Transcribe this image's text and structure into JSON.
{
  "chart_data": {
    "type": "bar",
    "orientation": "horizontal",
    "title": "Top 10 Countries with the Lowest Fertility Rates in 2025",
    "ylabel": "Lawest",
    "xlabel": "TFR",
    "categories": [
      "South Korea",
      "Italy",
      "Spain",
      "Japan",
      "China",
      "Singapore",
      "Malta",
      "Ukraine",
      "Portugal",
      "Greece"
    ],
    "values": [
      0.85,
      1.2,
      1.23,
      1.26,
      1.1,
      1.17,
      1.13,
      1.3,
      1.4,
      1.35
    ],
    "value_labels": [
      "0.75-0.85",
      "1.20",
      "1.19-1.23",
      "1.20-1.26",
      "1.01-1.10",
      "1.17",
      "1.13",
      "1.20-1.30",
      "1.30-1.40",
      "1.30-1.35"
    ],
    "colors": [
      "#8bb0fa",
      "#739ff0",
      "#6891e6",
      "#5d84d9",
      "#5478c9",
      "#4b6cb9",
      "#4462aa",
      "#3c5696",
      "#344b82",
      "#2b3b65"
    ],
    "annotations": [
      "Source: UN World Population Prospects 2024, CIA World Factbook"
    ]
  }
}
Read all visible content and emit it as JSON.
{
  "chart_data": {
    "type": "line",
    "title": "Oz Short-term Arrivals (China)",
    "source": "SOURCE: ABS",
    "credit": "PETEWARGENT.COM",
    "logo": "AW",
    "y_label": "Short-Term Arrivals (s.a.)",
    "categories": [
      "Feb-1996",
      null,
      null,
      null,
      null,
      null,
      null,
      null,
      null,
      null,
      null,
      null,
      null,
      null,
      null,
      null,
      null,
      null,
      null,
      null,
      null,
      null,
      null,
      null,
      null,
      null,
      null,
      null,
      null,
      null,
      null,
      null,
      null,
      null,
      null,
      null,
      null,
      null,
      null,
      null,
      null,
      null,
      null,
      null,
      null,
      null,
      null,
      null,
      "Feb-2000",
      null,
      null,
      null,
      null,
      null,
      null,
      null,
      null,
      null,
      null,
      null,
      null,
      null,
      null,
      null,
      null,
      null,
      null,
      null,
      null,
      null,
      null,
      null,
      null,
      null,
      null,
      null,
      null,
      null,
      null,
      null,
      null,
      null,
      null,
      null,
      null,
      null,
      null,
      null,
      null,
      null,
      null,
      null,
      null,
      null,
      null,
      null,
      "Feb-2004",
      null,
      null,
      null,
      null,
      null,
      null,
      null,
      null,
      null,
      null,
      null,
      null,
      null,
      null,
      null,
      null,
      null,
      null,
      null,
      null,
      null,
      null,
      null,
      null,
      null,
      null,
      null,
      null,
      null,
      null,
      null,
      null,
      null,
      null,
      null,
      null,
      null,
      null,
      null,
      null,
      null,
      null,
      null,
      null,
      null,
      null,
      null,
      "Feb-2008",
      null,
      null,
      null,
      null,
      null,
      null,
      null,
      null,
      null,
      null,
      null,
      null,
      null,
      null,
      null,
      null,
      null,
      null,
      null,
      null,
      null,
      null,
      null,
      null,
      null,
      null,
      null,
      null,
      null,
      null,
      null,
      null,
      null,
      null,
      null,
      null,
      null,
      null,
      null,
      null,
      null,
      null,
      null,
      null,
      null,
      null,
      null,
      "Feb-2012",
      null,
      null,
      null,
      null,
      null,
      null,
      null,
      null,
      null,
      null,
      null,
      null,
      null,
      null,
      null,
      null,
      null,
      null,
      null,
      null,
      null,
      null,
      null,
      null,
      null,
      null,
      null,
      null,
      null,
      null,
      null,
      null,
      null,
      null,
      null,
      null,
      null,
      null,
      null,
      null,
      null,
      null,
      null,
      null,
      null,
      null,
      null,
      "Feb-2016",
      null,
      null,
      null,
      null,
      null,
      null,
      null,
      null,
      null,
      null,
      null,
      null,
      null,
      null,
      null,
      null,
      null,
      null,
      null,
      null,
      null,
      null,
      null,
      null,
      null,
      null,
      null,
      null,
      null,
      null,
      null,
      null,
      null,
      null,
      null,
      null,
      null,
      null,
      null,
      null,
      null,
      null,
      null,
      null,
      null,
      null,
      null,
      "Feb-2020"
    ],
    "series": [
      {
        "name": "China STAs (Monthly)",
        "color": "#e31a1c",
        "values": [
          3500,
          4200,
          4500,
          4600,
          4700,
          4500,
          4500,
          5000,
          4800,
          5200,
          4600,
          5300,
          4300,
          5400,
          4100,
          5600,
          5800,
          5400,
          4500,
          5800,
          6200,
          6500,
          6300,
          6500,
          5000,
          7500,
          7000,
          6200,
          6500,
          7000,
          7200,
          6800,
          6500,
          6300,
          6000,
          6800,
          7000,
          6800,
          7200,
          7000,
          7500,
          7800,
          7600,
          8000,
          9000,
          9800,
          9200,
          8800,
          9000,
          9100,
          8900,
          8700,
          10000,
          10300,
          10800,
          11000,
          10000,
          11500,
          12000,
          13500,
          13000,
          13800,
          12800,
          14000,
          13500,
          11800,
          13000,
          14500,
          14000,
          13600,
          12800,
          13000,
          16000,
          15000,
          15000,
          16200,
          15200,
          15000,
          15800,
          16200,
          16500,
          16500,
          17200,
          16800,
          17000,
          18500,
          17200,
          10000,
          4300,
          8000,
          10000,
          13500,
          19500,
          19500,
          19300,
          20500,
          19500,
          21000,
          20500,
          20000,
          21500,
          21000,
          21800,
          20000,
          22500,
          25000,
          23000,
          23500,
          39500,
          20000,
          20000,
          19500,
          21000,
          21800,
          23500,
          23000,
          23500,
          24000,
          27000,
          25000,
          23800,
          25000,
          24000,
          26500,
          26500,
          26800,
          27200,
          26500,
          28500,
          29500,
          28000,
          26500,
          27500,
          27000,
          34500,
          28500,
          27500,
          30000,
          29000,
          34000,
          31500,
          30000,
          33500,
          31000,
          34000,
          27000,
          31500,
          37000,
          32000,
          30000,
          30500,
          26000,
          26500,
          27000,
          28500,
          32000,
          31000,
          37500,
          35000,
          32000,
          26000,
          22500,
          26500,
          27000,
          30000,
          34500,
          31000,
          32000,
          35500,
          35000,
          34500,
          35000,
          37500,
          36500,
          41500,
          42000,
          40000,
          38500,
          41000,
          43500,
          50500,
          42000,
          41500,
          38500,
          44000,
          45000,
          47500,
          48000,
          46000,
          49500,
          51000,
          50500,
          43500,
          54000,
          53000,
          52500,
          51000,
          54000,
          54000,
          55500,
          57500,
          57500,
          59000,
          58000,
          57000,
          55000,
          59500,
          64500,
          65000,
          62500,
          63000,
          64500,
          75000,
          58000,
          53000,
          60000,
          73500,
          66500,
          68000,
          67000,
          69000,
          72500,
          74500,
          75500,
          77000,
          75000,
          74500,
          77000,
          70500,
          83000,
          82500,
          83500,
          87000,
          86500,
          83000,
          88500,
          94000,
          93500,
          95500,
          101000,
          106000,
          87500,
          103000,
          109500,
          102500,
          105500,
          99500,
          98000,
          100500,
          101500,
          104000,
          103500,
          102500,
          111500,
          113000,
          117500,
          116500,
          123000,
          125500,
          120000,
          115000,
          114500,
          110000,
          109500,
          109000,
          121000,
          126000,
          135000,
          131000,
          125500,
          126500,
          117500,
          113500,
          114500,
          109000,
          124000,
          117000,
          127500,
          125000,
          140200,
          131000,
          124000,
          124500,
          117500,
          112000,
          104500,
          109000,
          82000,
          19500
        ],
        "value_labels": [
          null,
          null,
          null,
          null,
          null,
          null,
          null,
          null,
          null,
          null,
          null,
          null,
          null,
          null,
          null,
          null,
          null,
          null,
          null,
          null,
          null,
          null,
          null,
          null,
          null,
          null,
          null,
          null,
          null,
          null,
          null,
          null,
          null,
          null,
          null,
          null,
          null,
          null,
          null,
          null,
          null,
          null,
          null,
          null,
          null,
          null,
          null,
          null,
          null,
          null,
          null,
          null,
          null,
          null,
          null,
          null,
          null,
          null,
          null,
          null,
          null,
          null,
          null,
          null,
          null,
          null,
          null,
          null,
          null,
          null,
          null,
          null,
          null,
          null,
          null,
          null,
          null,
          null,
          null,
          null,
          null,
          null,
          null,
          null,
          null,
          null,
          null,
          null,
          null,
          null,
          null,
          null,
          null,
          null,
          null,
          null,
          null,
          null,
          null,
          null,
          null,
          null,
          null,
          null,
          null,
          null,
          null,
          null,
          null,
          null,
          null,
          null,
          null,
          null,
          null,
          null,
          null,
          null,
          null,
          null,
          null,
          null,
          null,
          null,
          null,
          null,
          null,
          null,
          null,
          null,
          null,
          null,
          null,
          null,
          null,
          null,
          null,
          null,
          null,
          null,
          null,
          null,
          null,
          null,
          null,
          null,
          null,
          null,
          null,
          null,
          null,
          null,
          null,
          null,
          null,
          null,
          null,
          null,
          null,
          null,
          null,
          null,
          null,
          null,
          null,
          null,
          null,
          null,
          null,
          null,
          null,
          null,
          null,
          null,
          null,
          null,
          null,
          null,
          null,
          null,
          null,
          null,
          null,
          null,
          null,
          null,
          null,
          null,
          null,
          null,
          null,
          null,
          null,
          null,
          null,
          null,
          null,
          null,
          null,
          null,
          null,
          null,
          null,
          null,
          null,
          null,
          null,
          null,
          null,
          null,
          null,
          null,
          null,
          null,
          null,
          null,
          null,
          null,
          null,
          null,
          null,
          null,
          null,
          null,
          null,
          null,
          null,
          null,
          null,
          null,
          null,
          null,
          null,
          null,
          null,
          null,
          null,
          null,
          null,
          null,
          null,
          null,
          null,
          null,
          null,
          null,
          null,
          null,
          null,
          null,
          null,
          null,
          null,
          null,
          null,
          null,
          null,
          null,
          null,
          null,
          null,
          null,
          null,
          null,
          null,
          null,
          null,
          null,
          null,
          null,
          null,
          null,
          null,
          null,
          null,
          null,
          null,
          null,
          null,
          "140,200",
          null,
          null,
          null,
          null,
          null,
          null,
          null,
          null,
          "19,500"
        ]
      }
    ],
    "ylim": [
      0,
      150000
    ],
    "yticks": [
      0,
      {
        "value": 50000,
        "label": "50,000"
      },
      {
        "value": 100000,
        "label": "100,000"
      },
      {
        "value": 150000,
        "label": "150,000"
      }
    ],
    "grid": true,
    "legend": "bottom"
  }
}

----

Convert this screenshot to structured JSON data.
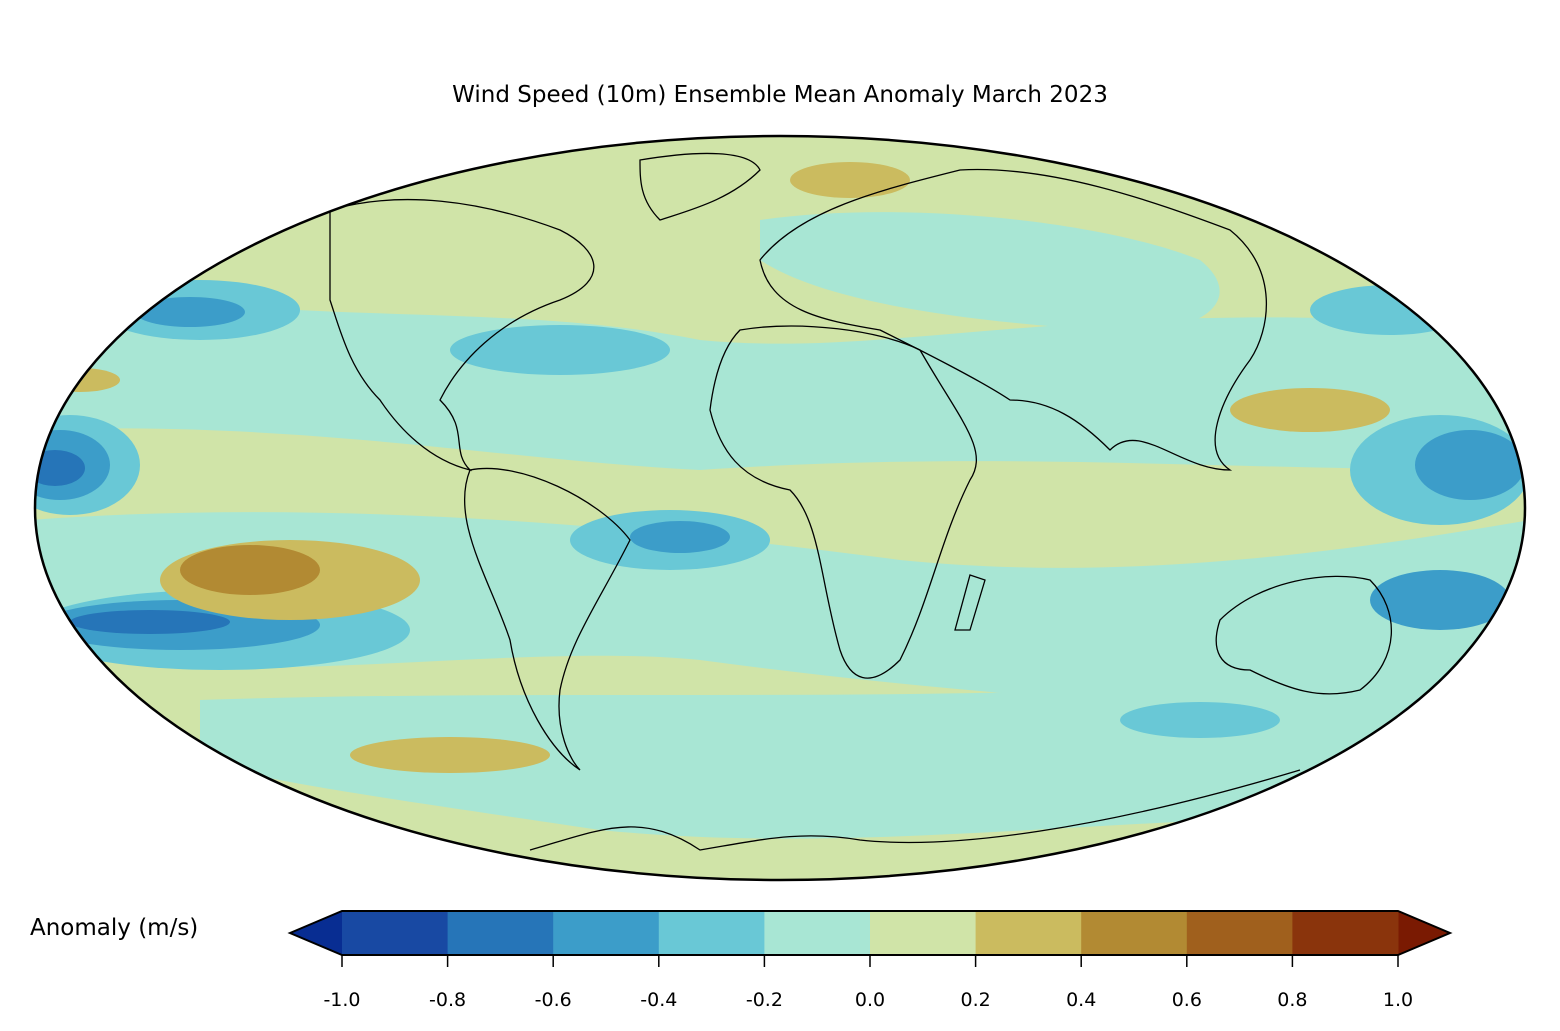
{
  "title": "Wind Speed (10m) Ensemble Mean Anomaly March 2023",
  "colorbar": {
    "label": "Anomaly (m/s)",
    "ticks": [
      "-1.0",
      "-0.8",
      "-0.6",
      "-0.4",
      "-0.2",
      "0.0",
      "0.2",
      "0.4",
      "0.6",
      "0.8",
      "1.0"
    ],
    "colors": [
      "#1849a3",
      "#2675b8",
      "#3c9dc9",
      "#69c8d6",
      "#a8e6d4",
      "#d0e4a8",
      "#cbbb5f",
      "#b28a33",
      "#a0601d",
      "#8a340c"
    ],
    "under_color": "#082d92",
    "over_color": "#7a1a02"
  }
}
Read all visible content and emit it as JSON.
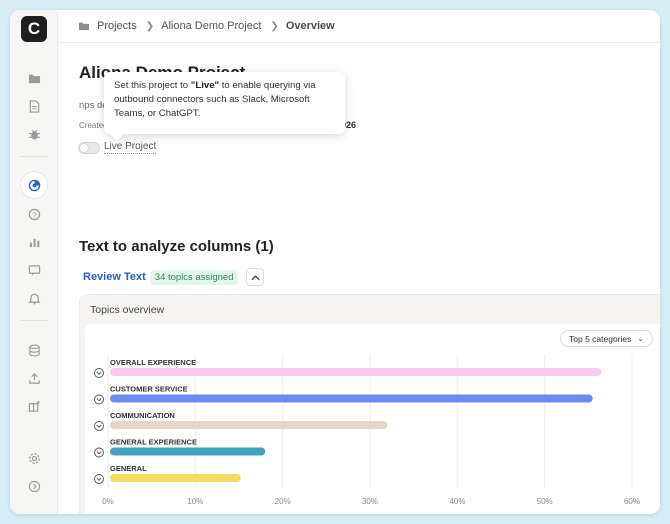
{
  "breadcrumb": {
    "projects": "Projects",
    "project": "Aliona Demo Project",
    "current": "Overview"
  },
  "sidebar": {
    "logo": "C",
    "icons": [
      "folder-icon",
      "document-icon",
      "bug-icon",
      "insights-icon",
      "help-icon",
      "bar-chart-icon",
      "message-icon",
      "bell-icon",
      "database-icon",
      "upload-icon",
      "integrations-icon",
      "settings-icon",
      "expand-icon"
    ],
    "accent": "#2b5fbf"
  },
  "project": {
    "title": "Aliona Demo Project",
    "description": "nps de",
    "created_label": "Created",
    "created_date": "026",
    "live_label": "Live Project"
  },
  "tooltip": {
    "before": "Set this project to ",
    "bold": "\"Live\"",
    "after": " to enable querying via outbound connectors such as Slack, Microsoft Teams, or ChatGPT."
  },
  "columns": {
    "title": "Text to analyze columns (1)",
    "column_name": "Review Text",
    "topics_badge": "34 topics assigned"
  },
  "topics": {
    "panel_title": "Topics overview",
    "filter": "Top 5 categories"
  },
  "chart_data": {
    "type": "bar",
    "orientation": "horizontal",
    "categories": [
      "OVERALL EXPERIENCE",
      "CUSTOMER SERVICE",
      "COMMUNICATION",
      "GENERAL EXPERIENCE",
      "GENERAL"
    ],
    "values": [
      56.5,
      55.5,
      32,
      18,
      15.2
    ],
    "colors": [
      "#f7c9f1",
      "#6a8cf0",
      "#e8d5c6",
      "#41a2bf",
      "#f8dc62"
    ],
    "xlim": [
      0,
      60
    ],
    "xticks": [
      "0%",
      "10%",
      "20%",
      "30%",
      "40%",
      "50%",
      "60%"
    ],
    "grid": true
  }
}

----

## EXERCISE DIRECTIONS
Show all lines above holding "Demo".

## ANSWER FOR THIS EXERCISE
    "project": "Aliona Demo Project",
    "title": "Aliona Demo Project",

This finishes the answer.